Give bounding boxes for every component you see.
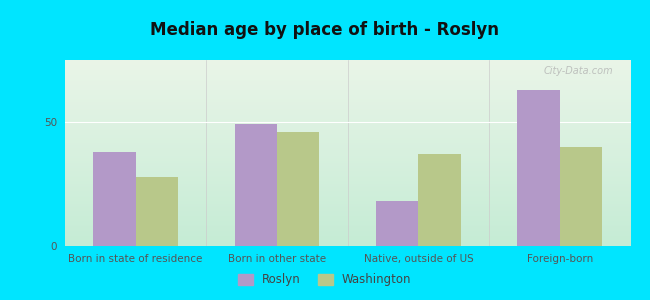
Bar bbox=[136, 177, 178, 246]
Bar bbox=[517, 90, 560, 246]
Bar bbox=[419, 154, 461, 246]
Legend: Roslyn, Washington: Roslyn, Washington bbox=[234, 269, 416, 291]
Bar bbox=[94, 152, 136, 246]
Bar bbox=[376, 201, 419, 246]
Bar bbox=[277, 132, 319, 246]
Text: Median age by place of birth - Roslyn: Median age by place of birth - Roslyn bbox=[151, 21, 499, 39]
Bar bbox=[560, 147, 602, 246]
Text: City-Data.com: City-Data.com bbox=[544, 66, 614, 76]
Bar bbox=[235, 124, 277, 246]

++++++

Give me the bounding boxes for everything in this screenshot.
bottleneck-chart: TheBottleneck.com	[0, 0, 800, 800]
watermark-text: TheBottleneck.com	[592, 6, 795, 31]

++++++

AIM:
Show each line of the data above that contains the word "Give".

SOLUTION:
Give bounding boxes for every component you see.
Give me the bounding boxes for everything in this screenshot.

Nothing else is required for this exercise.